• [TASK STATEMENT] Copy out every line of the items below word for word, omitting the pictures.

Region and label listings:
== == ==

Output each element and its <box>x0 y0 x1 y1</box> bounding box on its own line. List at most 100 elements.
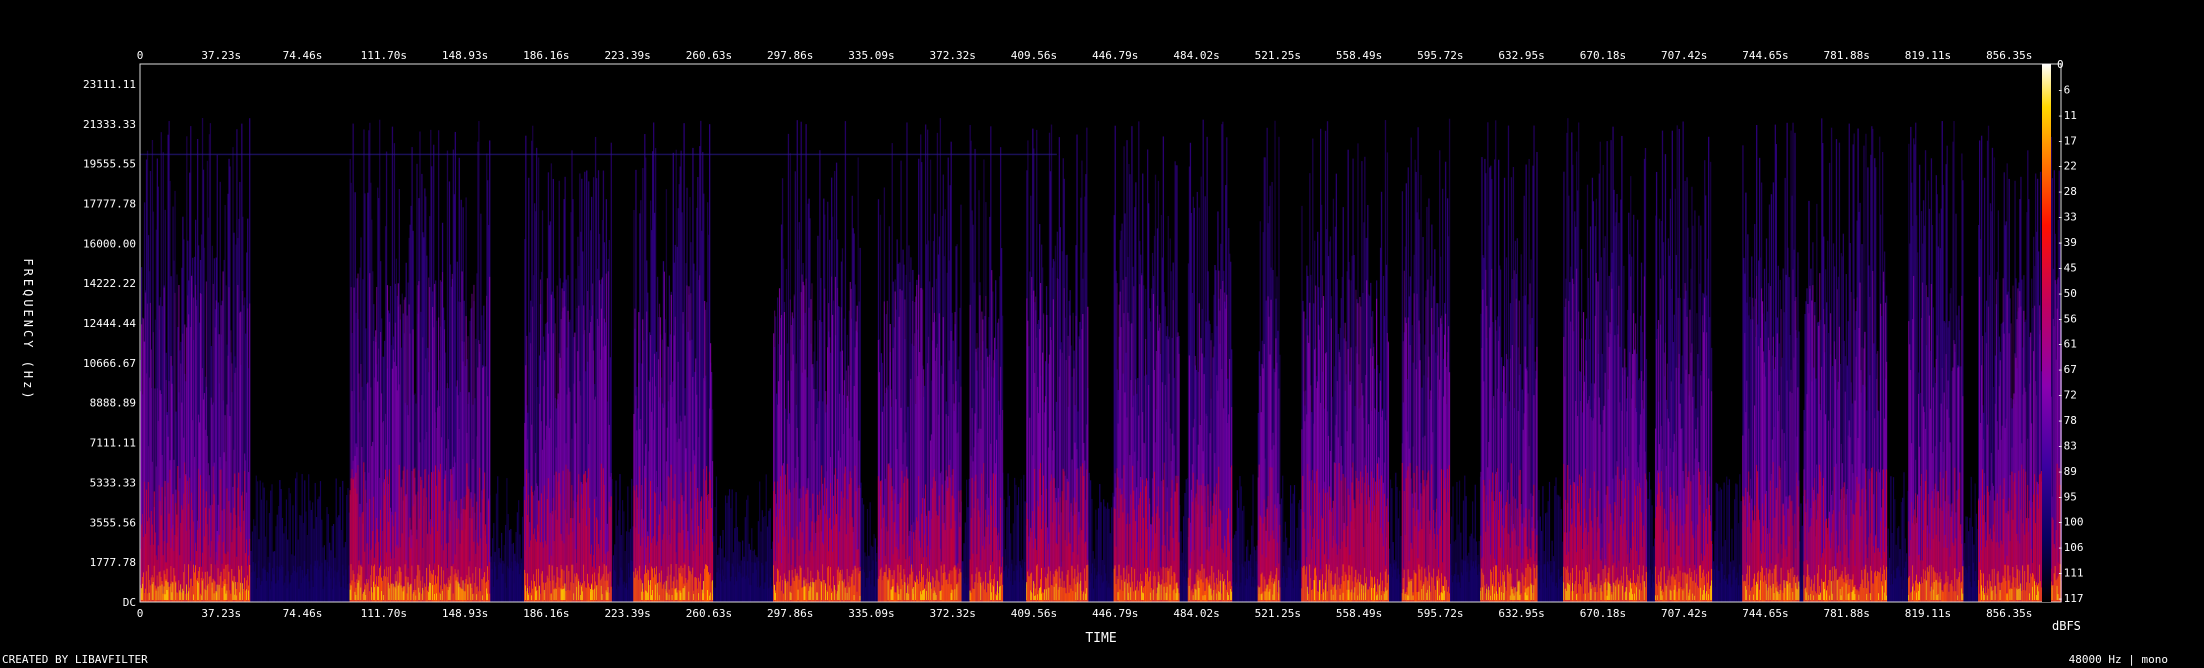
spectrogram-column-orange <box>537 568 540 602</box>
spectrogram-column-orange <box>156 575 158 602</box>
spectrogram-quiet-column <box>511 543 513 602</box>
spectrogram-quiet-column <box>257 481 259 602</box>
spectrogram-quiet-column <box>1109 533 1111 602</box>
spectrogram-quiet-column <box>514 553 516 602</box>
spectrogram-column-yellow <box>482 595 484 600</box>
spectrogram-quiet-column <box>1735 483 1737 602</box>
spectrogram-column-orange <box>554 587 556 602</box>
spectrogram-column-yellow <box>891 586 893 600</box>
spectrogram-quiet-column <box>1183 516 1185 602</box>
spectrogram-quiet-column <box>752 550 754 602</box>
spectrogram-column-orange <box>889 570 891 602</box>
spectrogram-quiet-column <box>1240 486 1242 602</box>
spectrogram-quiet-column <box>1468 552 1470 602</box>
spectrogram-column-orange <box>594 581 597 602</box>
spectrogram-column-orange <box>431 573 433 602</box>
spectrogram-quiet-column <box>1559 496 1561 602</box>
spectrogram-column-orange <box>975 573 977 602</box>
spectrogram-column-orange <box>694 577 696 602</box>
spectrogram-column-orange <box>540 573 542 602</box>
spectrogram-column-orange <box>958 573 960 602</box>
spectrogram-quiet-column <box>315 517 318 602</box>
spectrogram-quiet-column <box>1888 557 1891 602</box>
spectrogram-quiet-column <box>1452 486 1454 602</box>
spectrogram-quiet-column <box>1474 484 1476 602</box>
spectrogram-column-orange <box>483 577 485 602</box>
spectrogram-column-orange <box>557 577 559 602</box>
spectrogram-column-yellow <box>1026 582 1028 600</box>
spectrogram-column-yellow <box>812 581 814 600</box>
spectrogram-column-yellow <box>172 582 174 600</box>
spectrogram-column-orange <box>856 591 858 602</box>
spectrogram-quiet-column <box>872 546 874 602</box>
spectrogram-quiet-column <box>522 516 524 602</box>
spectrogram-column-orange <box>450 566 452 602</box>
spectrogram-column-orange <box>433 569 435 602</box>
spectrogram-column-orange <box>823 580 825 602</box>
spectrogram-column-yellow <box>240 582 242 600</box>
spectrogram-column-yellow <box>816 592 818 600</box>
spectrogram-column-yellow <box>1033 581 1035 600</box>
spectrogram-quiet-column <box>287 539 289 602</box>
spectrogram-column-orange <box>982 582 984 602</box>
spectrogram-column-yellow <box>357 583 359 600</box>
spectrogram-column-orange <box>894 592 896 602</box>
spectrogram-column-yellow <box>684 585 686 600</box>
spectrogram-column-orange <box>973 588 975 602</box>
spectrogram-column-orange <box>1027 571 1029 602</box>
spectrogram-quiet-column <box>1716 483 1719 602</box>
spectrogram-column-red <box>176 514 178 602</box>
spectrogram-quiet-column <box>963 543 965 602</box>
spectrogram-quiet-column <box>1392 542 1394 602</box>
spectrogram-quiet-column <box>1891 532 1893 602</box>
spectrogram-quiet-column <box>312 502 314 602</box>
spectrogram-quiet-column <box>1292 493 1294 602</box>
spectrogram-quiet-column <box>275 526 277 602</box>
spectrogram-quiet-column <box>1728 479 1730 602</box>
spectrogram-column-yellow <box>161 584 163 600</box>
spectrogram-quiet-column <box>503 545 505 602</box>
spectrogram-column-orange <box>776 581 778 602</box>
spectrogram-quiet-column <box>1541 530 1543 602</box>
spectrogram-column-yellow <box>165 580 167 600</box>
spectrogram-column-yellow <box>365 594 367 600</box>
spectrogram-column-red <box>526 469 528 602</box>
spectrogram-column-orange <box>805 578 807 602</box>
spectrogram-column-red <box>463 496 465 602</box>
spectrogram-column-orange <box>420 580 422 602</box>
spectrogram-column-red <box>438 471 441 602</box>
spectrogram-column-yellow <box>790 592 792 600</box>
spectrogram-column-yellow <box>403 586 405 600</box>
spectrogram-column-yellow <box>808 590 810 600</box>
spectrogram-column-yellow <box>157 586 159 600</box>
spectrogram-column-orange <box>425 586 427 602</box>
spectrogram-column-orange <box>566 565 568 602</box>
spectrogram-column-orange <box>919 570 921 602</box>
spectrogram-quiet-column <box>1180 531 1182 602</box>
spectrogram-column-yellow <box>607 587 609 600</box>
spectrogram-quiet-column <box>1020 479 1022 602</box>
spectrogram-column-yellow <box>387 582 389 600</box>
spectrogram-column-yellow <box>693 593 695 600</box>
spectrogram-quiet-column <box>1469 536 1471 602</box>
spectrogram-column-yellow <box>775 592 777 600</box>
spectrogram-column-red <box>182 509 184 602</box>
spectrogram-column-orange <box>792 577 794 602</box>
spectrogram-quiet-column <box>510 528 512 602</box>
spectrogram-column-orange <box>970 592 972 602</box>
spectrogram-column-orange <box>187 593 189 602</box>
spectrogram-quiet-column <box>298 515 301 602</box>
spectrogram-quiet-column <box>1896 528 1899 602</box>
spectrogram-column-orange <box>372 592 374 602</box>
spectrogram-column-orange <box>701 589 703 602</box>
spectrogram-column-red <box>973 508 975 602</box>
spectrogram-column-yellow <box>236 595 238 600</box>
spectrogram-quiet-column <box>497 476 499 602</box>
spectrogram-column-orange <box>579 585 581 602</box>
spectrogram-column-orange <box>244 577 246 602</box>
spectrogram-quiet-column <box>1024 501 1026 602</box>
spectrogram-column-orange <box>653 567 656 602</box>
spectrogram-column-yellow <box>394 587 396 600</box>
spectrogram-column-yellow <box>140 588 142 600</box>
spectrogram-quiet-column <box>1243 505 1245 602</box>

== == ==

• [ANSWER IN FULL]
Output each element and its <box>x0 y0 x1 y1</box> bounding box on its own line. List at most 100 elements.
spectrogram-column-orange <box>537 568 540 602</box>
spectrogram-column-orange <box>156 575 158 602</box>
spectrogram-quiet-column <box>511 543 513 602</box>
spectrogram-quiet-column <box>257 481 259 602</box>
spectrogram-quiet-column <box>1109 533 1111 602</box>
spectrogram-quiet-column <box>514 553 516 602</box>
spectrogram-column-yellow <box>482 595 484 600</box>
spectrogram-quiet-column <box>1735 483 1737 602</box>
spectrogram-column-orange <box>554 587 556 602</box>
spectrogram-column-yellow <box>891 586 893 600</box>
spectrogram-quiet-column <box>1183 516 1185 602</box>
spectrogram-quiet-column <box>752 550 754 602</box>
spectrogram-column-orange <box>889 570 891 602</box>
spectrogram-quiet-column <box>1240 486 1242 602</box>
spectrogram-quiet-column <box>1468 552 1470 602</box>
spectrogram-column-orange <box>594 581 597 602</box>
spectrogram-column-orange <box>431 573 433 602</box>
spectrogram-quiet-column <box>1559 496 1561 602</box>
spectrogram-column-orange <box>975 573 977 602</box>
spectrogram-column-orange <box>694 577 696 602</box>
spectrogram-column-orange <box>540 573 542 602</box>
spectrogram-column-orange <box>958 573 960 602</box>
spectrogram-quiet-column <box>315 517 318 602</box>
spectrogram-quiet-column <box>1888 557 1891 602</box>
spectrogram-quiet-column <box>1452 486 1454 602</box>
spectrogram-quiet-column <box>1474 484 1476 602</box>
spectrogram-column-orange <box>483 577 485 602</box>
spectrogram-column-orange <box>557 577 559 602</box>
spectrogram-column-yellow <box>1026 582 1028 600</box>
spectrogram-column-yellow <box>812 581 814 600</box>
spectrogram-column-yellow <box>172 582 174 600</box>
spectrogram-column-orange <box>856 591 858 602</box>
spectrogram-quiet-column <box>872 546 874 602</box>
spectrogram-quiet-column <box>522 516 524 602</box>
spectrogram-column-orange <box>450 566 452 602</box>
spectrogram-column-orange <box>433 569 435 602</box>
spectrogram-column-orange <box>823 580 825 602</box>
spectrogram-column-yellow <box>240 582 242 600</box>
spectrogram-column-yellow <box>816 592 818 600</box>
spectrogram-column-yellow <box>1033 581 1035 600</box>
spectrogram-quiet-column <box>287 539 289 602</box>
spectrogram-column-orange <box>982 582 984 602</box>
spectrogram-column-yellow <box>357 583 359 600</box>
spectrogram-column-orange <box>894 592 896 602</box>
spectrogram-column-yellow <box>684 585 686 600</box>
spectrogram-column-orange <box>973 588 975 602</box>
spectrogram-column-orange <box>1027 571 1029 602</box>
spectrogram-quiet-column <box>1716 483 1719 602</box>
spectrogram-column-red <box>176 514 178 602</box>
spectrogram-quiet-column <box>963 543 965 602</box>
spectrogram-quiet-column <box>1392 542 1394 602</box>
spectrogram-quiet-column <box>1891 532 1893 602</box>
spectrogram-quiet-column <box>312 502 314 602</box>
spectrogram-quiet-column <box>1292 493 1294 602</box>
spectrogram-quiet-column <box>275 526 277 602</box>
spectrogram-quiet-column <box>1728 479 1730 602</box>
spectrogram-column-yellow <box>161 584 163 600</box>
spectrogram-quiet-column <box>503 545 505 602</box>
spectrogram-column-orange <box>776 581 778 602</box>
spectrogram-quiet-column <box>1541 530 1543 602</box>
spectrogram-column-yellow <box>165 580 167 600</box>
spectrogram-column-yellow <box>365 594 367 600</box>
spectrogram-column-red <box>526 469 528 602</box>
spectrogram-column-orange <box>805 578 807 602</box>
spectrogram-column-red <box>463 496 465 602</box>
spectrogram-column-orange <box>420 580 422 602</box>
spectrogram-column-red <box>438 471 441 602</box>
spectrogram-column-yellow <box>790 592 792 600</box>
spectrogram-column-yellow <box>403 586 405 600</box>
spectrogram-column-yellow <box>808 590 810 600</box>
spectrogram-column-yellow <box>157 586 159 600</box>
spectrogram-column-orange <box>425 586 427 602</box>
spectrogram-column-orange <box>566 565 568 602</box>
spectrogram-column-orange <box>919 570 921 602</box>
spectrogram-quiet-column <box>1180 531 1182 602</box>
spectrogram-column-yellow <box>607 587 609 600</box>
spectrogram-quiet-column <box>1020 479 1022 602</box>
spectrogram-column-yellow <box>387 582 389 600</box>
spectrogram-column-yellow <box>693 593 695 600</box>
spectrogram-quiet-column <box>1469 536 1471 602</box>
spectrogram-column-yellow <box>775 592 777 600</box>
spectrogram-column-red <box>182 509 184 602</box>
spectrogram-column-orange <box>792 577 794 602</box>
spectrogram-quiet-column <box>510 528 512 602</box>
spectrogram-column-orange <box>970 592 972 602</box>
spectrogram-column-orange <box>187 593 189 602</box>
spectrogram-quiet-column <box>298 515 301 602</box>
spectrogram-quiet-column <box>1896 528 1899 602</box>
spectrogram-column-orange <box>372 592 374 602</box>
spectrogram-column-orange <box>701 589 703 602</box>
spectrogram-column-red <box>973 508 975 602</box>
spectrogram-column-yellow <box>236 595 238 600</box>
spectrogram-quiet-column <box>497 476 499 602</box>
spectrogram-column-orange <box>579 585 581 602</box>
spectrogram-column-orange <box>244 577 246 602</box>
spectrogram-quiet-column <box>1024 501 1026 602</box>
spectrogram-column-orange <box>653 567 656 602</box>
spectrogram-column-yellow <box>394 587 396 600</box>
spectrogram-column-yellow <box>140 588 142 600</box>
spectrogram-quiet-column <box>1243 505 1245 602</box>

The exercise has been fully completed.